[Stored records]
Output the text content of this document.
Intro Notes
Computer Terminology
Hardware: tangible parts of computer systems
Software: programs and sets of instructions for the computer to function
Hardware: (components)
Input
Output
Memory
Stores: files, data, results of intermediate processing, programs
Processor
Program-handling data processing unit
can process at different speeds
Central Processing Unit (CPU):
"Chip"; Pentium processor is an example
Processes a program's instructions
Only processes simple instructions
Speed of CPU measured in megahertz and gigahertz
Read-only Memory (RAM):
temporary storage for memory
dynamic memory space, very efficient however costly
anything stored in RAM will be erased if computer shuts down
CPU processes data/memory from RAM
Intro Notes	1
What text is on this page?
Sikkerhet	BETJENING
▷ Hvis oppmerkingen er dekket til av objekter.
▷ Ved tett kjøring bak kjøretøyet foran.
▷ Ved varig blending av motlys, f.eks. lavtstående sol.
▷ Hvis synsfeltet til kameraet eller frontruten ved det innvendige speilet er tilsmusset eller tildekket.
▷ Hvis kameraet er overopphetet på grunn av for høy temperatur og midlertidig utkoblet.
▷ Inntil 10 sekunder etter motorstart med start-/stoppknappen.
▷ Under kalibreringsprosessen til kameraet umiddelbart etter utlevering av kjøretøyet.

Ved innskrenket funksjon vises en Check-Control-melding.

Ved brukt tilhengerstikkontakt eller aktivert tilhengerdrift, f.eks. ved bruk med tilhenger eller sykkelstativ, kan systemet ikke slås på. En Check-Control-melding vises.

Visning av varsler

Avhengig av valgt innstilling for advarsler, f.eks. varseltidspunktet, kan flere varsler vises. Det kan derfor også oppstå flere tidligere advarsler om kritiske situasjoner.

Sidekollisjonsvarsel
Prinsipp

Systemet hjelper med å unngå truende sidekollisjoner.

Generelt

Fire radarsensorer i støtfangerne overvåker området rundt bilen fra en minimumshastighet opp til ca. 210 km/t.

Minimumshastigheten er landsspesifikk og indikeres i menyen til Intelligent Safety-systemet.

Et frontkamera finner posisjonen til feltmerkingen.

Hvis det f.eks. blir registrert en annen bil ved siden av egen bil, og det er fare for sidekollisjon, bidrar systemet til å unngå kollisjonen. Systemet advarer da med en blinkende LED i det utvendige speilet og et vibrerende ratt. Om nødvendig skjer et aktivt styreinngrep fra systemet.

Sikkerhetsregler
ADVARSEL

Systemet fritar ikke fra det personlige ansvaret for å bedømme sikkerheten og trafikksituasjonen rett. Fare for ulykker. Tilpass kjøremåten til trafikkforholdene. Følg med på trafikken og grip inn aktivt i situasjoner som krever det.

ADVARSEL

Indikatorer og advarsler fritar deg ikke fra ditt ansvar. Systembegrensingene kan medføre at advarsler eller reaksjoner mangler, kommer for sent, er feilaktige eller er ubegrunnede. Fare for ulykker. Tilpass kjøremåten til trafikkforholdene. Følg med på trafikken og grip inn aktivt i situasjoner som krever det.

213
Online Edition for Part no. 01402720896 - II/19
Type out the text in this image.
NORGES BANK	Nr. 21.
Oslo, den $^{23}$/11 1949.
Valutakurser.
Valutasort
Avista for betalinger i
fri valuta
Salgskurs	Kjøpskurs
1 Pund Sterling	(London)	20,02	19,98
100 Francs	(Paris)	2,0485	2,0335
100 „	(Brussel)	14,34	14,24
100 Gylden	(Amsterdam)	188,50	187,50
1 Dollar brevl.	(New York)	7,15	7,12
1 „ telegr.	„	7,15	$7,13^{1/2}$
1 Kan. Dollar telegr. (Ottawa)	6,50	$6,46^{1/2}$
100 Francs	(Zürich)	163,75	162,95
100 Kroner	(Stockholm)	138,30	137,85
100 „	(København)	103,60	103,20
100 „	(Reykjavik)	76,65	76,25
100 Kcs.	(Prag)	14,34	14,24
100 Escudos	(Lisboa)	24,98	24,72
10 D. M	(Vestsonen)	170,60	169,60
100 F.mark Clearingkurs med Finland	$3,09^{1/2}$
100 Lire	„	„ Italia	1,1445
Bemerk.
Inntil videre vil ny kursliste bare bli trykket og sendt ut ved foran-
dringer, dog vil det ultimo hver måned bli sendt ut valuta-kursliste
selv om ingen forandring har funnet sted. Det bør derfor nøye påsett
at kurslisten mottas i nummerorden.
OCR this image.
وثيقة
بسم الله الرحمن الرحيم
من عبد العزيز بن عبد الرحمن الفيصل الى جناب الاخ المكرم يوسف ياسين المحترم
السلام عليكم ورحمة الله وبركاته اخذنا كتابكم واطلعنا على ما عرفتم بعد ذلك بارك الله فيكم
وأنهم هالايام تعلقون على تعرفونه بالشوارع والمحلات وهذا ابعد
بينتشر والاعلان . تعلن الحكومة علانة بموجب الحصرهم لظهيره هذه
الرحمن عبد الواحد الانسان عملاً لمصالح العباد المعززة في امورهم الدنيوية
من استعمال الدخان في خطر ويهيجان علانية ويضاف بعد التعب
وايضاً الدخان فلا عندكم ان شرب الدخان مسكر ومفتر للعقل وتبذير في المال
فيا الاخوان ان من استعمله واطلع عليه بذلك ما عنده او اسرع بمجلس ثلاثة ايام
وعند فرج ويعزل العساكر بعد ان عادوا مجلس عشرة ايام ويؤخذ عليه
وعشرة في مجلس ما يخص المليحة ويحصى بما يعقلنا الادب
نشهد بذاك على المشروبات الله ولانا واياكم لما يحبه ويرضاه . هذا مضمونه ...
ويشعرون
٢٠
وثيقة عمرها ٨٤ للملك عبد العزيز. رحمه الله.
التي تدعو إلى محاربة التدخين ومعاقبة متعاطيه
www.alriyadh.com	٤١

Task brief
Among the records above, find each line holding the string "melding" and pull it out.

Final result
Ved innskrenket funksjon vises en Check-Control-melding.
Ved brukt tilhengerstikkontakt eller aktivert tilhengerdrift, f.eks. ved bruk med tilhenger eller sykkelstativ, kan systemet ikke slås på. En Check-Control-melding vises.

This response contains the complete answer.